Problem requirements:
Gather every line that includes the word "JSON", please.
[Begin Data shown]
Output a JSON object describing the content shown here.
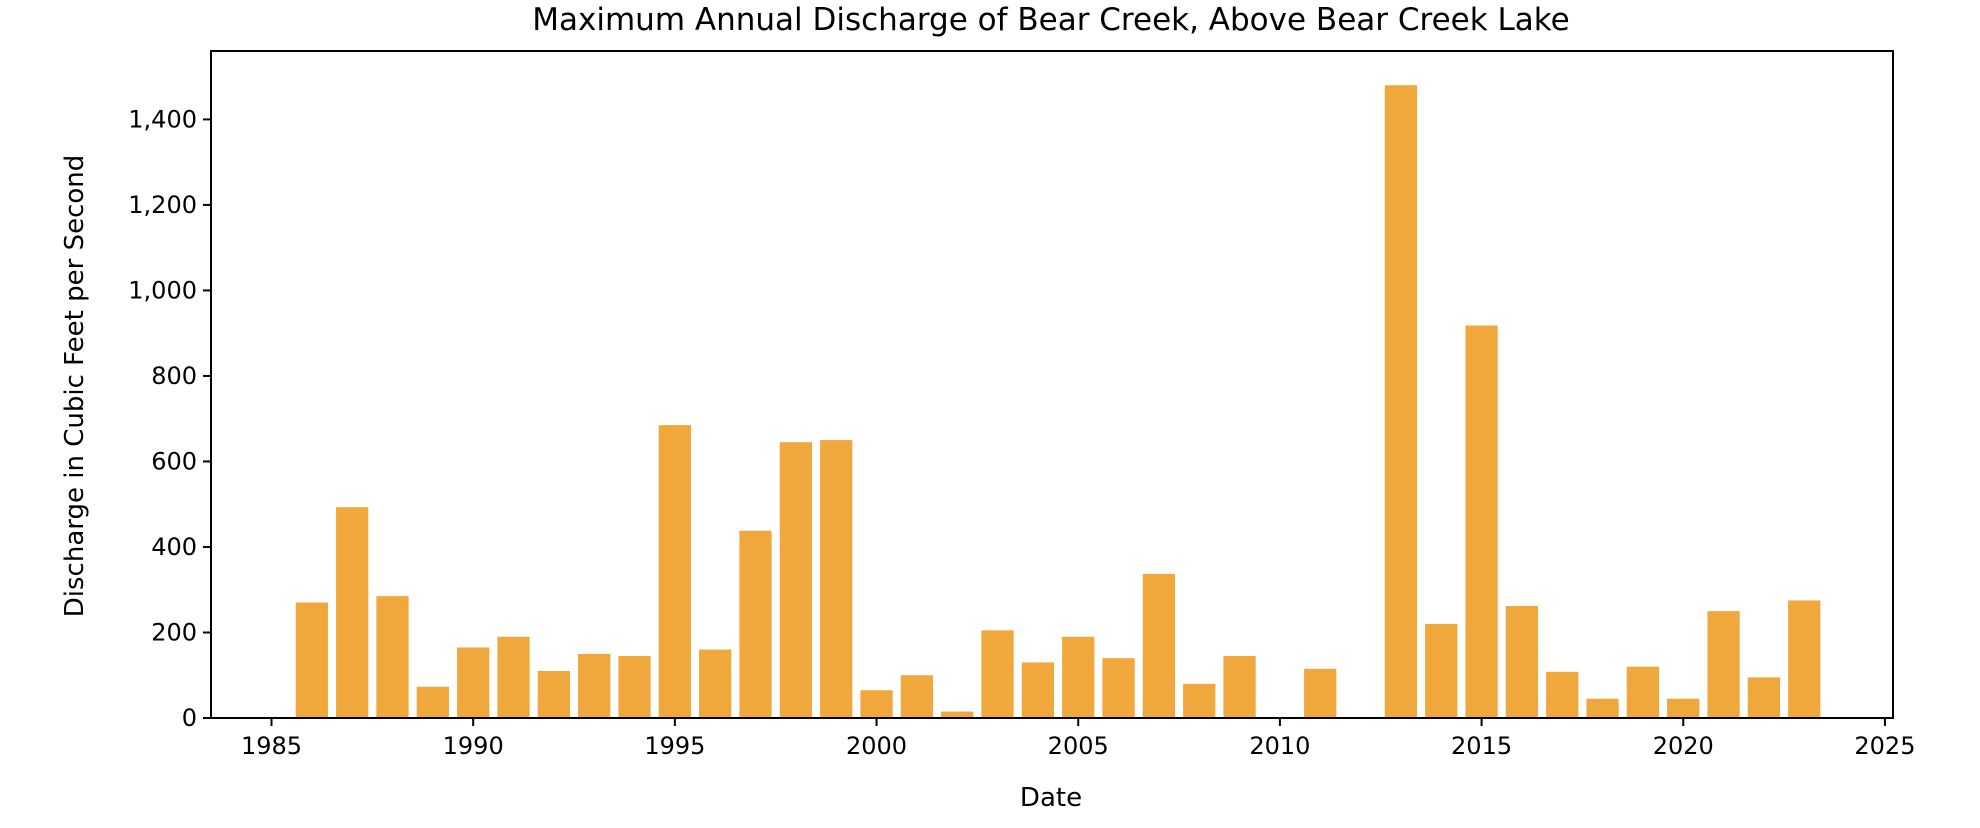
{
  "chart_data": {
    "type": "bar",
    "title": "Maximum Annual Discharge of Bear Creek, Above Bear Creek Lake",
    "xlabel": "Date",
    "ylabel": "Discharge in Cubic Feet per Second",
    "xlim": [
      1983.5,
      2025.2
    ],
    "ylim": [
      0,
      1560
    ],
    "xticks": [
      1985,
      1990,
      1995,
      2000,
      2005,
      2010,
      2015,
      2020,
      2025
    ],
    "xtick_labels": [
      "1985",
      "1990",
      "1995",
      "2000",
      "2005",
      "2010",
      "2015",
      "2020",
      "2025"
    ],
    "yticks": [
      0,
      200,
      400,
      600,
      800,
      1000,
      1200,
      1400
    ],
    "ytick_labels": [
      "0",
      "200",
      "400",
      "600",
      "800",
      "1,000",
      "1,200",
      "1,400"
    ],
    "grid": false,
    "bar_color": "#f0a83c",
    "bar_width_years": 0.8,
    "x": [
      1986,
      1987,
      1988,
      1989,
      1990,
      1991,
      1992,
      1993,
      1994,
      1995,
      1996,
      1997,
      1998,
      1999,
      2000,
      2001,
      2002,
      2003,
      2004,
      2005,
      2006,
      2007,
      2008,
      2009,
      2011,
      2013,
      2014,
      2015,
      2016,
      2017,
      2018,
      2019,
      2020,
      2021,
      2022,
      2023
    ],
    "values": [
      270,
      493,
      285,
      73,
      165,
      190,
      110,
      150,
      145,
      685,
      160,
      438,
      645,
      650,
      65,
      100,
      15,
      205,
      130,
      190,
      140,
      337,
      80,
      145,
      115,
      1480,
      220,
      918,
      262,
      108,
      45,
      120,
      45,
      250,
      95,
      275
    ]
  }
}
[End Data shown]
[Begin Data shown]
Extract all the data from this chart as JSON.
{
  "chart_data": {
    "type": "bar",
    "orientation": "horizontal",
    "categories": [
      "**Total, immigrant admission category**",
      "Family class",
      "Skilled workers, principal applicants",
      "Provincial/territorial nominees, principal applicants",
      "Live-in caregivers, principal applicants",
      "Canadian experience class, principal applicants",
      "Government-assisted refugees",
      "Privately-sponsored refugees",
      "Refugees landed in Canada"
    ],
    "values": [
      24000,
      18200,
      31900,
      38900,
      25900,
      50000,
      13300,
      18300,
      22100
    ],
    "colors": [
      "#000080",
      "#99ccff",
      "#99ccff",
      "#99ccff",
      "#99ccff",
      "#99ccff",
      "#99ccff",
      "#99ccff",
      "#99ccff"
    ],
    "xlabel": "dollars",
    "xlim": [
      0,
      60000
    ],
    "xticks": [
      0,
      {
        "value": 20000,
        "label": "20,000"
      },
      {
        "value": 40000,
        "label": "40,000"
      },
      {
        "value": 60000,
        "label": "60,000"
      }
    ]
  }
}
[End Data shown]
Finished task:
Output a JSON object describing the content shown here.
Extract all the data from this chart as JSON.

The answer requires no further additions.